● YOUR OBJECTIVE: Among the lines below, list those containing the string "المحاقلة".

● DATA PROVIDED:
◇ ◇ ◇ ◇ ◇
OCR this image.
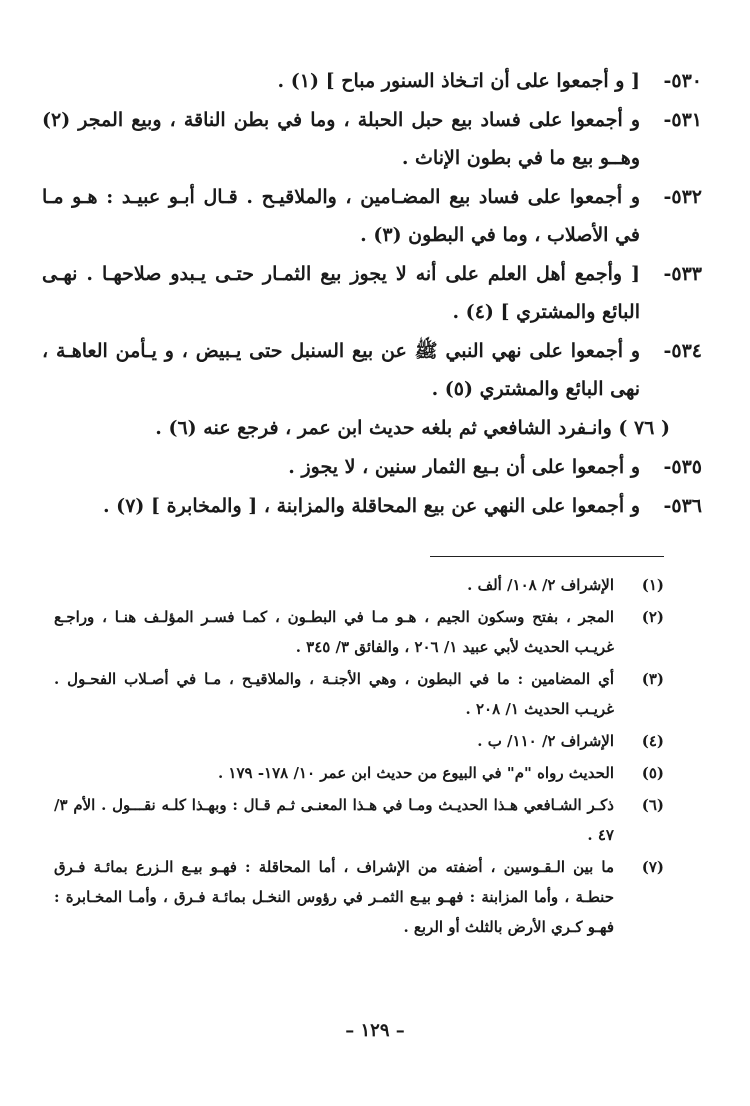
٥٣٠-
[ و أجمعوا على أن اتـخاذ السنور مباح ] (١) .
٥٣١-
و أجمعوا على فساد بيع حبل الحبلة ، وما في بطن الناقة ، وبيع المجر (٢) وهــو بيع ما في بطون الإناث .
٥٣٢-
و أجمعوا على فساد بيع المضـامين ، والملاقيـح . قـال أبـو عبيـد : هـو مـا في الأصلاب ، وما في البطون (٣) .
٥٣٣-
[ وأجمع أهل العلم على أنه لا يجوز بيع الثمـار حتـى يـبدو صلاحهـا . نهـى البائع والمشتري ] (٤) .
٥٣٤-
و أجمعوا على نهي النبي ﷺ عن بيع السنبل حتى يـبيض ، و يـأمن العاهـة ، نهى البائع والمشتري (٥) .
( ٧٦ ) وانـفرد الشافعي ثم بلغه حديث ابن عمر ، فرجع عنه (٦) .
٥٣٥-
و أجمعوا على أن بـيع الثمار سنين ، لا يجوز .
٥٣٦-
و أجمعوا على النهي عن بيع المحاقلة والمزابنة ، [ والمخابرة ] (٧) .
(١)
الإشراف ٢/ ١٠٨/ ألف .
(٢)
المجر ، بفتح وسكون الجيم ، هـو مـا في البطـون ، كمـا فسـر المؤلـف هنـا ، وراجـع غريـب الحديث لأبي عبيد ١/ ٢٠٦ ، والفائق ٣/ ٣٤٥ .
(٣)
أي المضامين : ما في البطون ، وهي الأجنـة ، والملاقيـح ، مـا في أصـلاب الفحـول . غريـب الحديث ١/ ٢٠٨ .
(٤)
الإشراف ٢/ ١١٠/ ب .
(٥)
الحديث رواه "م" في البيوع من حديث ابن عمر ١٠/ ١٧٨- ١٧٩ .
(٦)
ذكـر الشـافعي هـذا الحديـث ومـا في هـذا المعنـى ثـم قـال : وبهـذا كلـه نقـــول . الأم ٣/ ٤٧ .
(٧)
ما بين الـقـوسين ، أضفته من الإشراف ، أما المحاقلة : فهـو بيـع الـزرع بمائـة فـرق حنطـة ، وأما المزابنة : فهـو بيـع الثمـر في رؤوس النخـل بمائـة فـرق ، وأمـا المخـابرة : فهـو كـري الأرض بالثلث أو الربع .
– ١٢٩ –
◇ ◇ ◇ ◇ ◇
● SOLUTION:
و أجمعوا على النهي عن بيع المحاقلة والمزابنة ، [ والمخابرة ] (٧) .
ما بين الـقـوسين ، أضفته من الإشراف ، أما المحاقلة : فهـو بيـع الـزرع بمائـة فـرق حنطـة ، وأما المزابنة : فهـو بيـع الثمـر في رؤوس النخـل بمائـة فـرق ، وأمـا المخـابرة : فهـو كـري الأرض بالثلث أو الربع .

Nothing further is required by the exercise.